• [What to work on]:
Repeat all the material exactly; pictures stay out of your copy.

Saved entries:
'''

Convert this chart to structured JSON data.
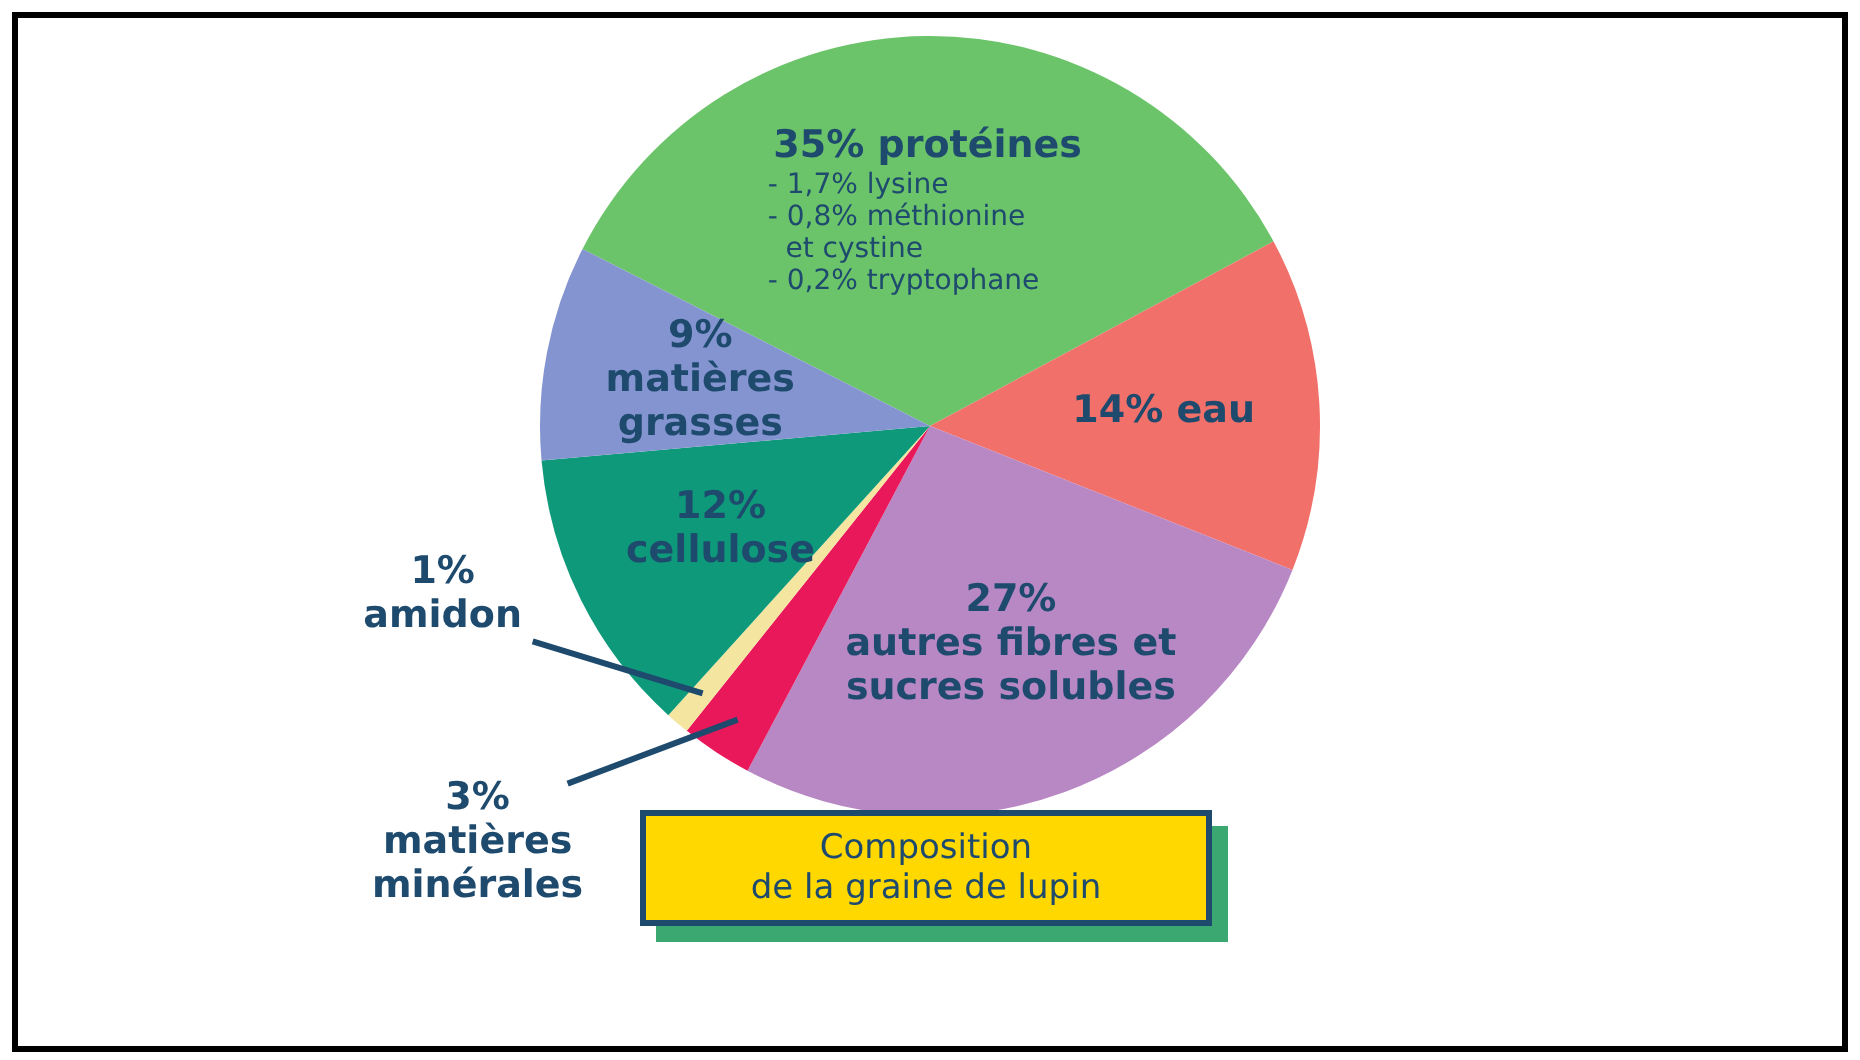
{
  "chart_data": {
    "type": "pie",
    "title": "Composition\nde la graine de lupin",
    "categories": [
      "35% protéines",
      "14% eau",
      "27%\nautres fibres et\nsucres solubles",
      "3%\nmatières\nminérales",
      "1%\namidon",
      "12%\ncellulose",
      "9%\nmatières\ngrasses"
    ],
    "values": [
      35,
      14,
      27,
      3,
      1,
      12,
      9
    ],
    "colors": [
      "#6cc46a",
      "#f2706a",
      "#b888c4",
      "#e8185a",
      "#f4e6a0",
      "#0e9a7a",
      "#8494d0"
    ],
    "annotations": [
      "- 1,7% lysine",
      "- 0,8% méthionine\n  et cystine",
      "- 0,2% tryptophane"
    ],
    "legend": false
  }
}
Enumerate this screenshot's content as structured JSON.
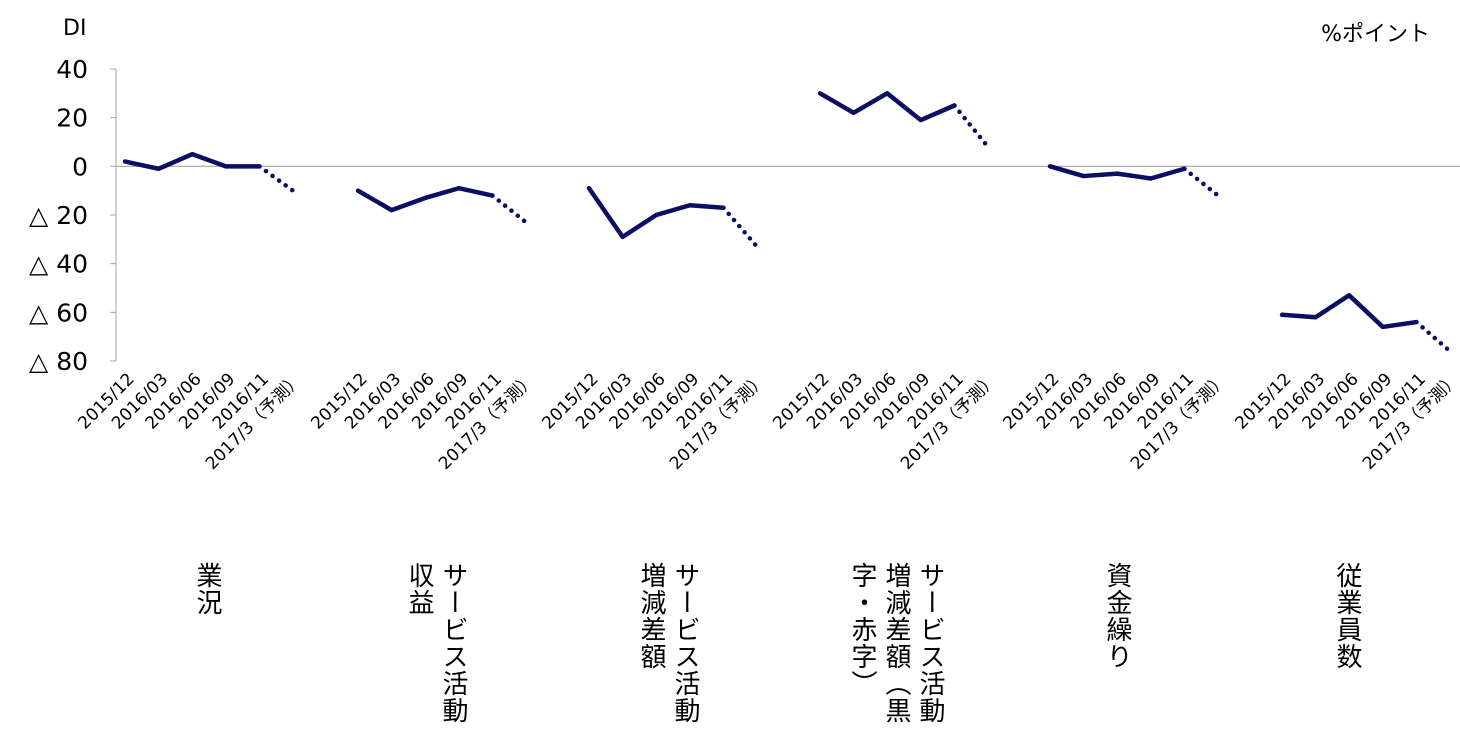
{
  "chart_data": {
    "type": "line",
    "y_unit_left": "DI",
    "y_unit_right": "%ポイント",
    "ylim": [
      -80,
      40
    ],
    "y_ticks": [
      {
        "value": 40,
        "label": "40"
      },
      {
        "value": 20,
        "label": "20"
      },
      {
        "value": 0,
        "label": "0"
      },
      {
        "value": -20,
        "label": "△ 20"
      },
      {
        "value": -40,
        "label": "△ 40"
      },
      {
        "value": -60,
        "label": "△ 60"
      },
      {
        "value": -80,
        "label": "△ 80"
      }
    ],
    "x_labels": [
      "2015/12",
      "2016/03",
      "2016/06",
      "2016/09",
      "2016/11",
      "2017/3（予測）"
    ],
    "line_color": "#0a0f63",
    "forecast_style": "dotted",
    "series": [
      {
        "name": "業況",
        "values": [
          2,
          -1,
          5,
          0,
          0,
          -10
        ]
      },
      {
        "name": "サービス活動収益",
        "values": [
          -10,
          -18,
          -13,
          -9,
          -12,
          -23
        ]
      },
      {
        "name": "サービス活動増減差額",
        "values": [
          -9,
          -29,
          -20,
          -16,
          -17,
          -33
        ]
      },
      {
        "name": "サービス活動増減差額（黒字・赤字）",
        "values": [
          30,
          22,
          30,
          19,
          25,
          8
        ]
      },
      {
        "name": "資金繰り",
        "values": [
          0,
          -4,
          -3,
          -5,
          -1,
          -12
        ]
      },
      {
        "name": "従業員数",
        "values": [
          -61,
          -62,
          -53,
          -66,
          -64,
          -76
        ]
      }
    ]
  }
}
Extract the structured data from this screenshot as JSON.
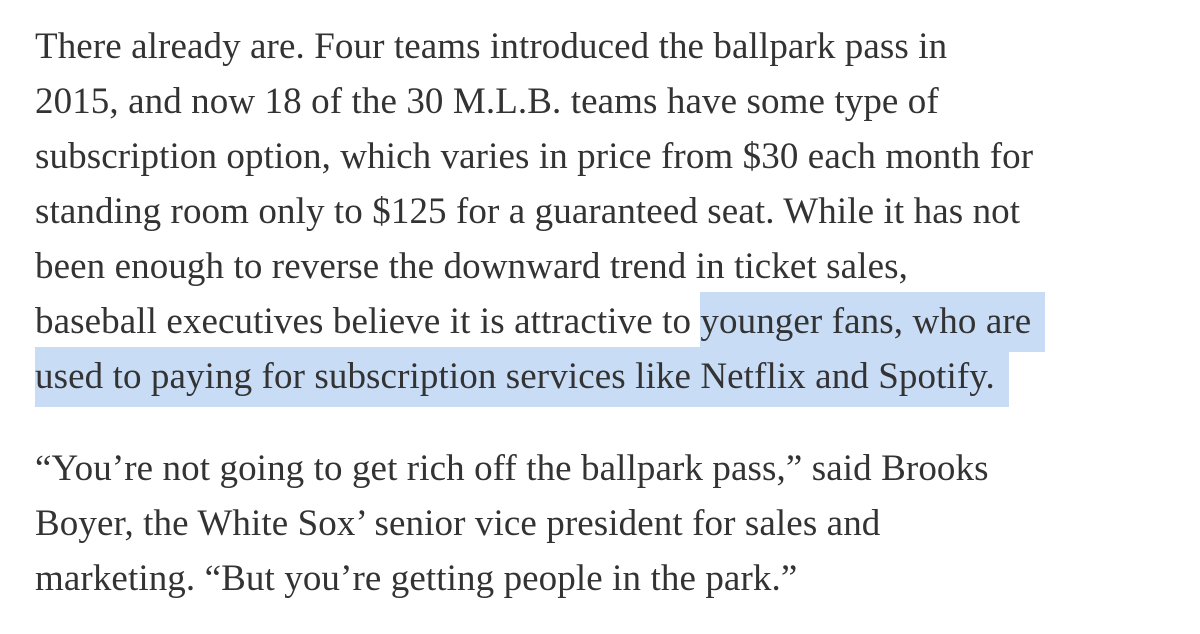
{
  "style": {
    "background": "#ffffff",
    "text_color": "#333333",
    "highlight_color": "#c8dcf5"
  },
  "article": {
    "highlighted_passage": "younger fans, who are used to paying for subscription services like Netflix and Spotify.",
    "paragraphs": [
      {
        "name": "paragraph-1",
        "lines": [
          [
            {
              "t": "There already are. Four teams introduced the ballpark pass in",
              "h": false
            }
          ],
          [
            {
              "t": "2015, and now 18 of the 30 M.L.B. teams have some type of",
              "h": false
            }
          ],
          [
            {
              "t": "subscription option, which varies in price from $30 each month for",
              "h": false
            }
          ],
          [
            {
              "t": "standing room only to $125 for a guaranteed seat. While it has not",
              "h": false
            }
          ],
          [
            {
              "t": "been enough to reverse the downward trend in ticket sales,",
              "h": false
            }
          ],
          [
            {
              "t": "baseball executives believe it is attractive to ",
              "h": false
            },
            {
              "t": "younger fans, who are",
              "h": true
            }
          ],
          [
            {
              "t": "used to paying for subscription services like Netflix and Spotify.",
              "h": true
            }
          ]
        ]
      },
      {
        "name": "paragraph-2",
        "lines": [
          [
            {
              "t": "“You’re not going to get rich off the ballpark pass,” said Brooks",
              "h": false
            }
          ],
          [
            {
              "t": "Boyer, the White Sox’ senior vice president for sales and",
              "h": false
            }
          ],
          [
            {
              "t": "marketing. “But you’re getting people in the park.”",
              "h": false
            }
          ]
        ]
      }
    ]
  }
}
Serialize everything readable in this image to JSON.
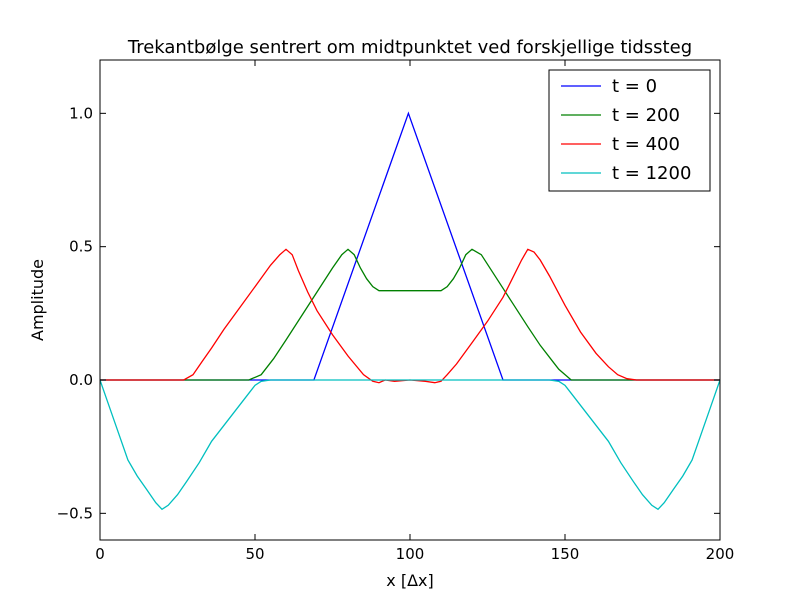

'''

• [Reply]:
Convert this chart to structured JSON data.
{
  "chart_data": {
    "type": "pie",
    "title": "Composition\nde la graine de lupin",
    "categories": [
      "35% protéines",
      "14% eau",
      "27%\nautres fibres et\nsucres solubles",
      "3%\nmatières\nminérales",
      "1%\namidon",
      "12%\ncellulose",
      "9%\nmatières\ngrasses"
    ],
    "values": [
      35,
      14,
      27,
      3,
      1,
      12,
      9
    ],
    "colors": [
      "#6cc46a",
      "#f2706a",
      "#b888c4",
      "#e8185a",
      "#f4e6a0",
      "#0e9a7a",
      "#8494d0"
    ],
    "annotations": [
      "- 1,7% lysine",
      "- 0,8% méthionine\n  et cystine",
      "- 0,2% tryptophane"
    ],
    "legend": false
  }
}
Enumerate this screenshot's content as structured JSON.
{
  "chart_data": {
    "type": "line",
    "y_unit_left": "DI",
    "y_unit_right": "%ポイント",
    "ylim": [
      -80,
      40
    ],
    "y_ticks": [
      {
        "value": 40,
        "label": "40"
      },
      {
        "value": 20,
        "label": "20"
      },
      {
        "value": 0,
        "label": "0"
      },
      {
        "value": -20,
        "label": "△ 20"
      },
      {
        "value": -40,
        "label": "△ 40"
      },
      {
        "value": -60,
        "label": "△ 60"
      },
      {
        "value": -80,
        "label": "△ 80"
      }
    ],
    "x_labels": [
      "2015/12",
      "2016/03",
      "2016/06",
      "2016/09",
      "2016/11",
      "2017/3（予測）"
    ],
    "line_color": "#0a0f63",
    "forecast_style": "dotted",
    "series": [
      {
        "name": "業況",
        "values": [
          2,
          -1,
          5,
          0,
          0,
          -10
        ]
      },
      {
        "name": "サービス活動収益",
        "values": [
          -10,
          -18,
          -13,
          -9,
          -12,
          -23
        ]
      },
      {
        "name": "サービス活動増減差額",
        "values": [
          -9,
          -29,
          -20,
          -16,
          -17,
          -33
        ]
      },
      {
        "name": "サービス活動増減差額（黒字・赤字）",
        "values": [
          30,
          22,
          30,
          19,
          25,
          8
        ]
      },
      {
        "name": "資金繰り",
        "values": [
          0,
          -4,
          -3,
          -5,
          -1,
          -12
        ]
      },
      {
        "name": "従業員数",
        "values": [
          -61,
          -62,
          -53,
          -66,
          -64,
          -76
        ]
      }
    ]
  }
}
Extract the structured data from this screenshot as JSON.
{
  "style": {
    "background": "#ffffff",
    "text_color": "#333333",
    "highlight_color": "#c8dcf5"
  },
  "article": {
    "highlighted_passage": "younger fans, who are used to paying for subscription services like Netflix and Spotify.",
    "paragraphs": [
      {
        "name": "paragraph-1",
        "lines": [
          [
            {
              "t": "There already are. Four teams introduced the ballpark pass in",
              "h": false
            }
          ],
          [
            {
              "t": "2015, and now 18 of the 30 M.L.B. teams have some type of",
              "h": false
            }
          ],
          [
            {
              "t": "subscription option, which varies in price from $30 each month for",
              "h": false
            }
          ],
          [
            {
              "t": "standing room only to $125 for a guaranteed seat. While it has not",
              "h": false
            }
          ],
          [
            {
              "t": "been enough to reverse the downward trend in ticket sales,",
              "h": false
            }
          ],
          [
            {
              "t": "baseball executives believe it is attractive to ",
              "h": false
            },
            {
              "t": "younger fans, who are",
              "h": true
            }
          ],
          [
            {
              "t": "used to paying for subscription services like Netflix and Spotify.",
              "h": true
            }
          ]
        ]
      },
      {
        "name": "paragraph-2",
        "lines": [
          [
            {
              "t": "“You’re not going to get rich off the ballpark pass,” said Brooks",
              "h": false
            }
          ],
          [
            {
              "t": "Boyer, the White Sox’ senior vice president for sales and",
              "h": false
            }
          ],
          [
            {
              "t": "marketing. “But you’re getting people in the park.”",
              "h": false
            }
          ]
        ]
      }
    ]
  }
}
Serialize everything readable in this image to JSON.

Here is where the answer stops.